/---
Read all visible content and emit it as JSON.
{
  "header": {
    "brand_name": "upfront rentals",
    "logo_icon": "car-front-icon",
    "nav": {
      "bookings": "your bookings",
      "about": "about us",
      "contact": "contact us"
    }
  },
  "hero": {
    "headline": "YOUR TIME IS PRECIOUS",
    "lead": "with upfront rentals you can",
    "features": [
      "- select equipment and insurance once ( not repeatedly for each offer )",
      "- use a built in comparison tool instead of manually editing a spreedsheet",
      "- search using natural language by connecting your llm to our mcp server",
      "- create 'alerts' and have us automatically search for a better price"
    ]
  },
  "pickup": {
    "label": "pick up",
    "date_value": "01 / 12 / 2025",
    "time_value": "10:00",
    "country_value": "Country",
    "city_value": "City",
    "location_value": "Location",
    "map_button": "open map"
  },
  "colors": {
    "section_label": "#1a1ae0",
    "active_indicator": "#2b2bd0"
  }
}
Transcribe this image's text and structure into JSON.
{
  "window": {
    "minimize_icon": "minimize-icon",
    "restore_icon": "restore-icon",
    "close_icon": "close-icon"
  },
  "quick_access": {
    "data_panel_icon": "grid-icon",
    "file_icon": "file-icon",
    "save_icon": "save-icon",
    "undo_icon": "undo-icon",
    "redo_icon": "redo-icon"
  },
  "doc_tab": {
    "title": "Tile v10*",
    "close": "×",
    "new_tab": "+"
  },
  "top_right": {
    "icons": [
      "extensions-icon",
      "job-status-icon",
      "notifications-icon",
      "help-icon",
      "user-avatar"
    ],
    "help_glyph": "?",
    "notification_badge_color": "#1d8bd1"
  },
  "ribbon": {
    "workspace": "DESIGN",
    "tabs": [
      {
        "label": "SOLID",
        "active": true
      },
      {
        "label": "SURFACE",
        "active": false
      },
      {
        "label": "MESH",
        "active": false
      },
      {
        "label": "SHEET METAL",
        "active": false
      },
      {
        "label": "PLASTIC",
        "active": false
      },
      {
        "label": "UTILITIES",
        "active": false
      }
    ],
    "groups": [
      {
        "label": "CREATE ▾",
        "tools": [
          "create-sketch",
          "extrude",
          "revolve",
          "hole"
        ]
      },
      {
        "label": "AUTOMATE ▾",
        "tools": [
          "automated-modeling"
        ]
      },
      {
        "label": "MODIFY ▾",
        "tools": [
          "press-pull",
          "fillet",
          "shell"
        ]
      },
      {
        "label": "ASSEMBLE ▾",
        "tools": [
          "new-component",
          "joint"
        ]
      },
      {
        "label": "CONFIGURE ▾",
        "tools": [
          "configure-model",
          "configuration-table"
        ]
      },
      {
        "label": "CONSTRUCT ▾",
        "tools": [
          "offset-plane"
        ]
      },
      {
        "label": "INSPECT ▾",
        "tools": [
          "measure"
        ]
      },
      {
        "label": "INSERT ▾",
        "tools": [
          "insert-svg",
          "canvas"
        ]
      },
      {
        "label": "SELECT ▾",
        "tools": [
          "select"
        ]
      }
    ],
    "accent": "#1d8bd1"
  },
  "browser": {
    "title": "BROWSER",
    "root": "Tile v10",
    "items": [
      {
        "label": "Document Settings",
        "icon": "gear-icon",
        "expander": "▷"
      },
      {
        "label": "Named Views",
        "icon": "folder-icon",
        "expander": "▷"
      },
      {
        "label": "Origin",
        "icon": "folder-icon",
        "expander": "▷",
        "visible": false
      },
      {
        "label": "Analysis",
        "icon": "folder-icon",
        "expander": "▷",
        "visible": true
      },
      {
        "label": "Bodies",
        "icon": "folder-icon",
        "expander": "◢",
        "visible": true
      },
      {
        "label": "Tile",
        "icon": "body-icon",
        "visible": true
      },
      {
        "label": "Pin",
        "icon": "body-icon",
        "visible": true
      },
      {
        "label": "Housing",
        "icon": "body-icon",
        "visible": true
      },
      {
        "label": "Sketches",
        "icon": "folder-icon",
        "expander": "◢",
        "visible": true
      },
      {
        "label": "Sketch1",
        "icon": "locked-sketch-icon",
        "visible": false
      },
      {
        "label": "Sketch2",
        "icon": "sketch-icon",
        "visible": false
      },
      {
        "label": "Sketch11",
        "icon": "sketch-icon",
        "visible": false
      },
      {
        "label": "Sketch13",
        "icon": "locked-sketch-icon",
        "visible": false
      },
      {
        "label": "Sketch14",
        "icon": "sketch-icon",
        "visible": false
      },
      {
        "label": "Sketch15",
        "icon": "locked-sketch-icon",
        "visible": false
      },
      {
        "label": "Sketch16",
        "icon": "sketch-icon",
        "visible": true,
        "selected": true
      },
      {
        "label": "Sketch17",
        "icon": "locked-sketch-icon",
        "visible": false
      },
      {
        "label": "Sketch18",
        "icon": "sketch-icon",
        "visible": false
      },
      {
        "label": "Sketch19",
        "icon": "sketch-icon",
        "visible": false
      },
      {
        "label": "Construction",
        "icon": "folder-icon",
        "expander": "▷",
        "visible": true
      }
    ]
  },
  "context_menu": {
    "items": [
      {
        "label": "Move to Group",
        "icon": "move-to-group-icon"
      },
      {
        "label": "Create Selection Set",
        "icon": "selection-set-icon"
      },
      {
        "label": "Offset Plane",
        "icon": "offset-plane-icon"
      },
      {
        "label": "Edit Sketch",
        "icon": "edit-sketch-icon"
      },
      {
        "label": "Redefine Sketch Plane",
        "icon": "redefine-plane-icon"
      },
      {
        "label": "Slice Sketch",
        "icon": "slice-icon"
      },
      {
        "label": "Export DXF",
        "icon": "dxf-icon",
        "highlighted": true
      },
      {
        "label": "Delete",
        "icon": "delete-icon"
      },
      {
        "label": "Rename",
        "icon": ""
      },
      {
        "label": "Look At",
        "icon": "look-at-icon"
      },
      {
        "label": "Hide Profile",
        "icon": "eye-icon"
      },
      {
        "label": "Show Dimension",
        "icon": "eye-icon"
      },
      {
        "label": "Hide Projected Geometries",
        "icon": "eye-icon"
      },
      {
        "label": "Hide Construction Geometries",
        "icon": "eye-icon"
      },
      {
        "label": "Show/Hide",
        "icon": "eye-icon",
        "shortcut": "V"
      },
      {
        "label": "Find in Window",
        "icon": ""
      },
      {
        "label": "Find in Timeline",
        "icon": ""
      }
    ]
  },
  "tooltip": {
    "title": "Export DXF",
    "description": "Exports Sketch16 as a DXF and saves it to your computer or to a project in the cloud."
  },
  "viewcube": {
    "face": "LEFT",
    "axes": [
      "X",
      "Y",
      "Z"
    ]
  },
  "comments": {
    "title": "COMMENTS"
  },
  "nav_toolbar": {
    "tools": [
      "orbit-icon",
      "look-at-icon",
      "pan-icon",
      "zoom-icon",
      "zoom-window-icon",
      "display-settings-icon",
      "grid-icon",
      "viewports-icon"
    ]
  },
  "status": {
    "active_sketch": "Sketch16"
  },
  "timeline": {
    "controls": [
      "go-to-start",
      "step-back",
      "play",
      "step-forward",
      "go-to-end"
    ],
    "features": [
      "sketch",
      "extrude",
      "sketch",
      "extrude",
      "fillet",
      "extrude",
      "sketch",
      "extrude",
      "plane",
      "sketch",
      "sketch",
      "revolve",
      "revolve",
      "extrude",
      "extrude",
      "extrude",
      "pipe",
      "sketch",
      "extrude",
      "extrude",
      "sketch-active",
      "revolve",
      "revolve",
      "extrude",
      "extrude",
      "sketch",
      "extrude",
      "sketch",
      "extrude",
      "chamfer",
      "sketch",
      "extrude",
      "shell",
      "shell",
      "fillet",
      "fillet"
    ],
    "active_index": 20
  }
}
\---
#### [Exercise instructions]
Locate the string "upfront" in the listing above and copy every line where it occurs.

#### [Exercise answer]
    "brand_name": "upfront rentals",
    "lead": "with upfront rentals you can",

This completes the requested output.